[Dataset records]
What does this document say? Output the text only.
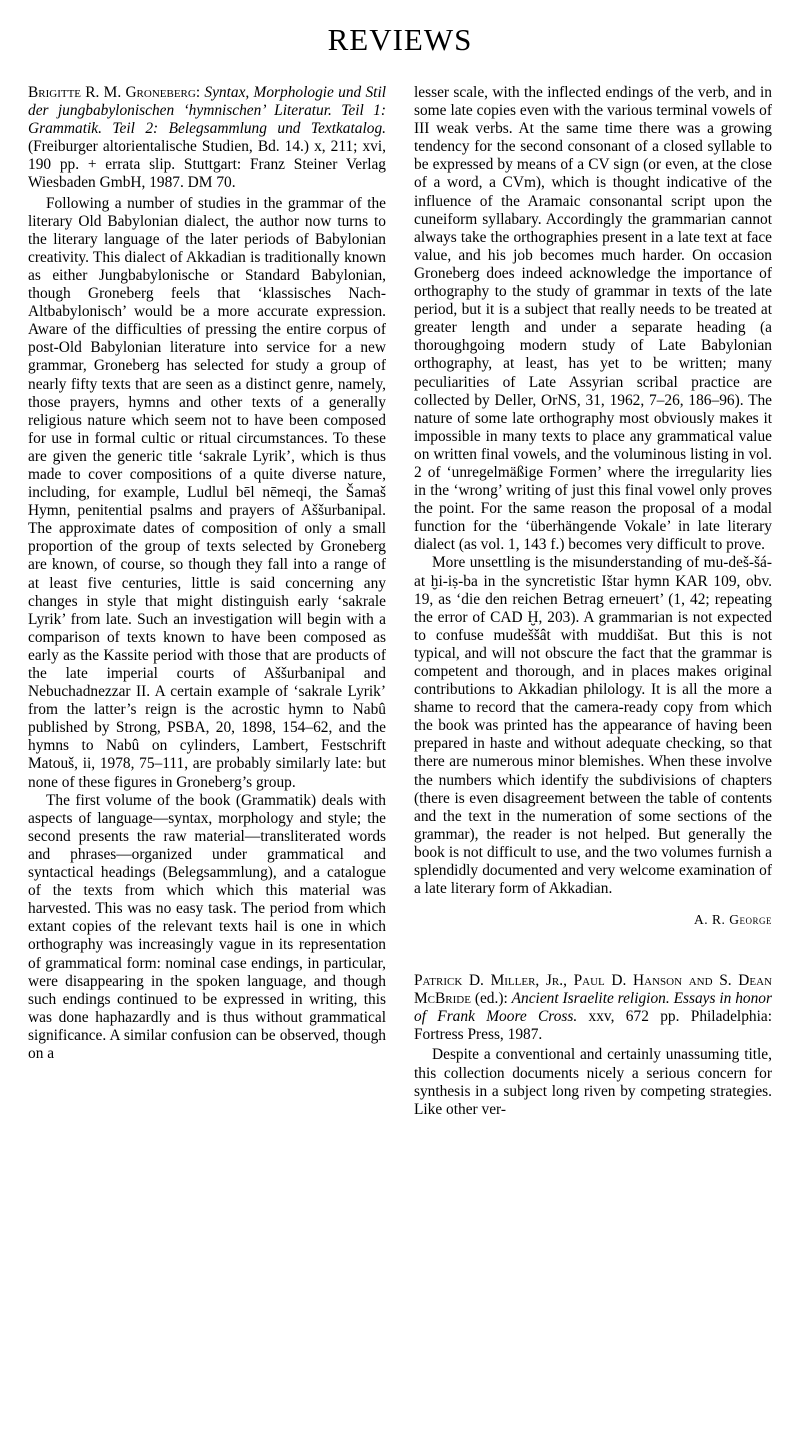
REVIEWS

Brigitte R. M. Groneberg: Syntax, Morphologie und Stil der jungbabylonischen ‘hymnischen’ Literatur. Teil 1: Grammatik. Teil 2: Belegsammlung und Textkatalog. (Freiburger altorientalische Studien, Bd. 14.) x, 211; xvi, 190 pp. + errata slip. Stuttgart: Franz Steiner Verlag Wiesbaden GmbH, 1987. DM 70.

Following a number of studies in the grammar of the literary Old Babylonian dialect, the author now turns to the literary language of the later periods of Babylonian creativity. This dialect of Akkadian is traditionally known as either Jungbabylonische or Standard Babylonian, though Groneberg feels that ‘klassisches Nach-Altbabylonisch’ would be a more accurate expression. Aware of the difficulties of pressing the entire corpus of post-Old Babylonian literature into service for a new grammar, Groneberg has selected for study a group of nearly fifty texts that are seen as a distinct genre, namely, those prayers, hymns and other texts of a generally religious nature which seem not to have been composed for use in formal cultic or ritual circumstances. To these are given the generic title ‘sakrale Lyrik’, which is thus made to cover compositions of a quite diverse nature, including, for example, Ludlul bēl nēmeqi, the Šamaš Hymn, penitential psalms and prayers of Aššurbanipal. The approximate dates of composition of only a small proportion of the group of texts selected by Groneberg are known, of course, so though they fall into a range of at least five centuries, little is said concerning any changes in style that might distinguish early ‘sakrale Lyrik’ from late. Such an investigation will begin with a comparison of texts known to have been composed as early as the Kassite period with those that are products of the late imperial courts of Aššurbanipal and Nebuchadnezzar II. A certain example of ‘sakrale Lyrik’ from the latter’s reign is the acrostic hymn to Nabû published by Strong, PSBA, 20, 1898, 154–62, and the hymns to Nabû on cylinders, Lambert, Festschrift Matouš, ii, 1978, 75–111, are probably similarly late: but none of these figures in Groneberg’s group.

The first volume of the book (Grammatik) deals with aspects of language—syntax, morphology and style; the second presents the raw material—transliterated words and phrases—organized under grammatical and syntactical headings (Belegsammlung), and a catalogue of the texts from which which this material was harvested. This was no easy task. The period from which extant copies of the relevant texts hail is one in which orthography was increasingly vague in its representation of grammatical form: nominal case endings, in particular, were disappearing in the spoken language, and though such endings continued to be expressed in writing, this was done haphazardly and is thus without grammatical significance. A similar confusion can be observed, though on a

lesser scale, with the inflected endings of the verb, and in some late copies even with the various terminal vowels of III weak verbs. At the same time there was a growing tendency for the second consonant of a closed syllable to be expressed by means of a CV sign (or even, at the close of a word, a CVm), which is thought indicative of the influence of the Aramaic consonantal script upon the cuneiform syllabary. Accordingly the grammarian cannot always take the orthographies present in a late text at face value, and his job becomes much harder. On occasion Groneberg does indeed acknowledge the importance of orthography to the study of grammar in texts of the late period, but it is a subject that really needs to be treated at greater length and under a separate heading (a thoroughgoing modern study of Late Babylonian orthography, at least, has yet to be written; many peculiarities of Late Assyrian scribal practice are collected by Deller, OrNS, 31, 1962, 7–26, 186–96). The nature of some late orthography most obviously makes it impossible in many texts to place any grammatical value on written final vowels, and the voluminous listing in vol. 2 of ‘unregelmäßige Formen’ where the irregularity lies in the ‘wrong’ writing of just this final vowel only proves the point. For the same reason the proposal of a modal function for the ‘überhängende Vokale’ in late literary dialect (as vol. 1, 143 f.) becomes very difficult to prove.

More unsettling is the misunderstanding of mu-deš-šá-at ḫi-iṣ-ba in the syncretistic Ištar hymn KAR 109, obv. 19, as ‘die den reichen Betrag erneuert’ (1, 42; repeating the error of CAD Ḫ, 203). A grammarian is not expected to confuse mudeššât with muddišat. But this is not typical, and will not obscure the fact that the grammar is competent and thorough, and in places makes original contributions to Akkadian philology. It is all the more a shame to record that the camera-ready copy from which the book was printed has the appearance of having been prepared in haste and without adequate checking, so that there are numerous minor blemishes. When these involve the numbers which identify the subdivisions of chapters (there is even disagreement between the table of contents and the text in the numeration of some sections of the grammar), the reader is not helped. But generally the book is not difficult to use, and the two volumes furnish a splendidly documented and very welcome examination of a late literary form of Akkadian.

A. R. George

Patrick D. Miller, Jr., Paul D. Hanson and S. Dean McBride (ed.): Ancient Israelite religion. Essays in honor of Frank Moore Cross. xxv, 672 pp. Philadelphia: Fortress Press, 1987.

Despite a conventional and certainly unassuming title, this collection documents nicely a serious concern for synthesis in a subject long riven by competing strategies. Like other ver-
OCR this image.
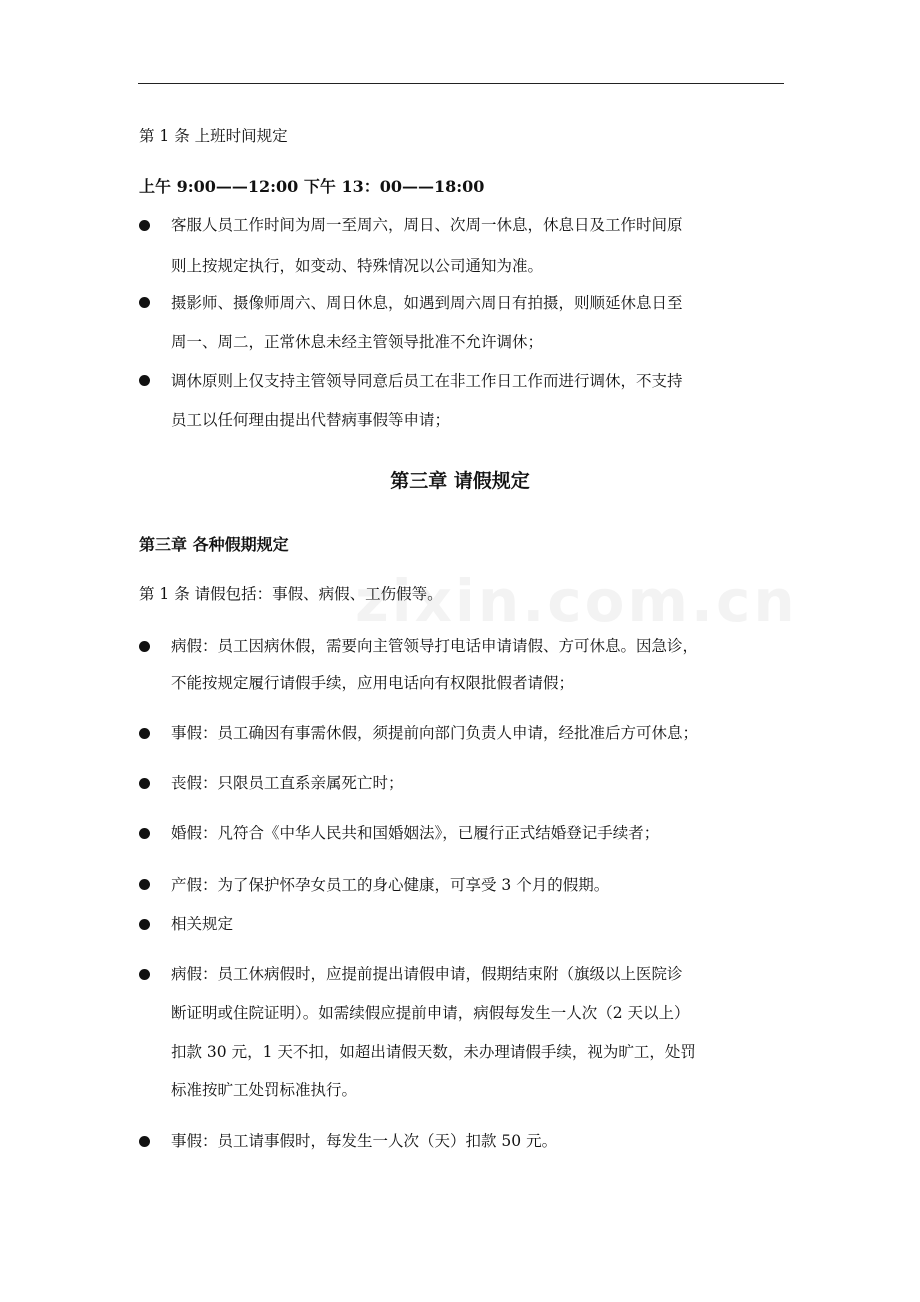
zixin.com.cn
第 1 条 上班时间规定
上午 9:00——12:00 下午 13：00——18:00
客服人员工作时间为周一至周六，周日、次周一休息，休息日及工作时间原
则上按规定执行，如变动、特殊情况以公司通知为准。
摄影师、摄像师周六、周日休息，如遇到周六周日有拍摄，则顺延休息日至
周一、周二，正常休息未经主管领导批准不允许调休；
调休原则上仅支持主管领导同意后员工在非工作日工作而进行调休，不支持
员工以任何理由提出代替病事假等申请；
第三章 请假规定
第三章 各种假期规定
第 1 条 请假包括：事假、病假、工伤假等。
病假：员工因病休假，需要向主管领导打电话申请请假、方可休息。因急诊，
不能按规定履行请假手续，应用电话向有权限批假者请假；
事假：员工确因有事需休假，须提前向部门负责人申请，经批准后方可休息；
丧假：只限员工直系亲属死亡时；
婚假：凡符合《中华人民共和国婚姻法》，已履行正式结婚登记手续者；
产假：为了保护怀孕女员工的身心健康，可享受 3 个月的假期。
相关规定
病假：员工休病假时，应提前提出请假申请，假期结束附（旗级以上医院诊
断证明或住院证明）。如需续假应提前申请，病假每发生一人次（2 天以上）
扣款 30 元，1 天不扣，如超出请假天数，未办理请假手续，视为旷工，处罚
标准按旷工处罚标准执行。
事假：员工请事假时，每发生一人次（天）扣款 50 元。
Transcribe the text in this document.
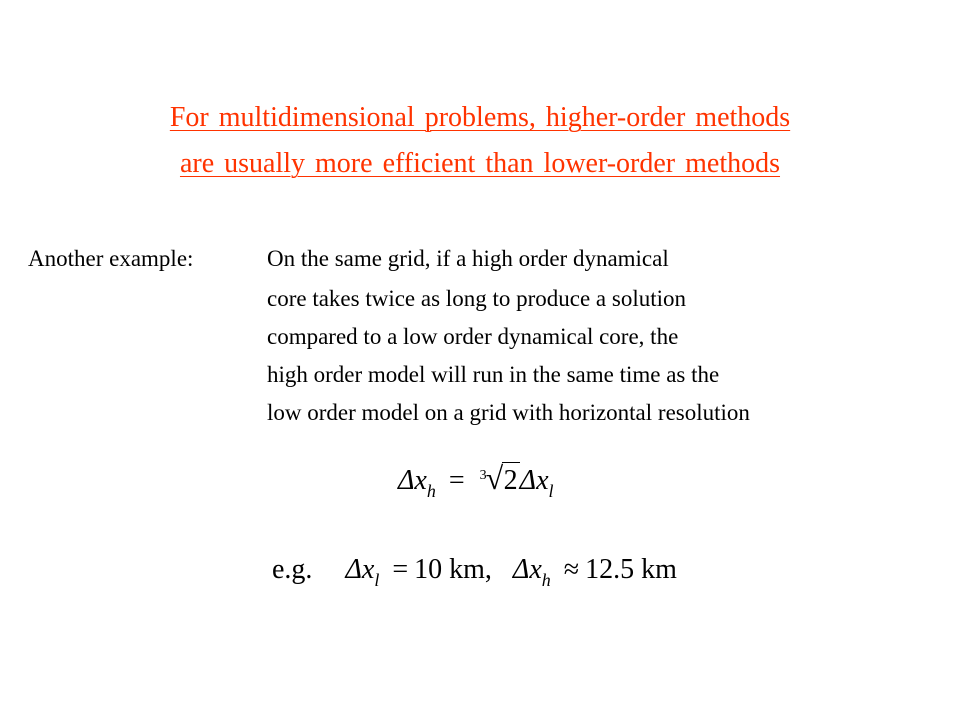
For multidimensional problems, higher-order methods
are usually more efficient than lower-order methods
Another example:	On the same grid, if a high order dynamical
core takes twice as long to produce a solution
compared to a low order dynamical core, the
high order model will run in the same time as the
low order model on a grid with horizontal resolution
$\Delta x_h = 3$ √ $2\Delta x_l$
e.g. $\Delta x_l = 10$ km, $\Delta x_h \approx 12.5$ km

SHORT PROBLEM »
Display every line of the listing that contains the string "Belegsammlung".

WORKED ANSWER »
Brigitte R. M. Groneberg: Syntax, Morphologie und Stil der jungbabylonischen ‘hymnischen’ Literatur. Teil 1: Grammatik. Teil 2: Belegsammlung und Textkatalog. (Freiburger altorientalische Studien, Bd. 14.) x, 211; xvi, 190 pp. + errata slip. Stuttgart: Franz Steiner Verlag Wiesbaden GmbH, 1987. DM 70.
The first volume of the book (Grammatik) deals with aspects of language—syntax, morphology and style; the second presents the raw material—transliterated words and phrases—organized under grammatical and syntactical headings (Belegsammlung), and a catalogue of the texts from which which this material was harvested. This was no easy task. The period from which extant copies of the relevant texts hail is one in which orthography was increasingly vague in its representation of grammatical form: nominal case endings, in particular, were disappearing in the spoken language, and though such endings continued to be expressed in writing, this was done haphazardly and is thus without grammatical significance. A similar confusion can be observed, though on a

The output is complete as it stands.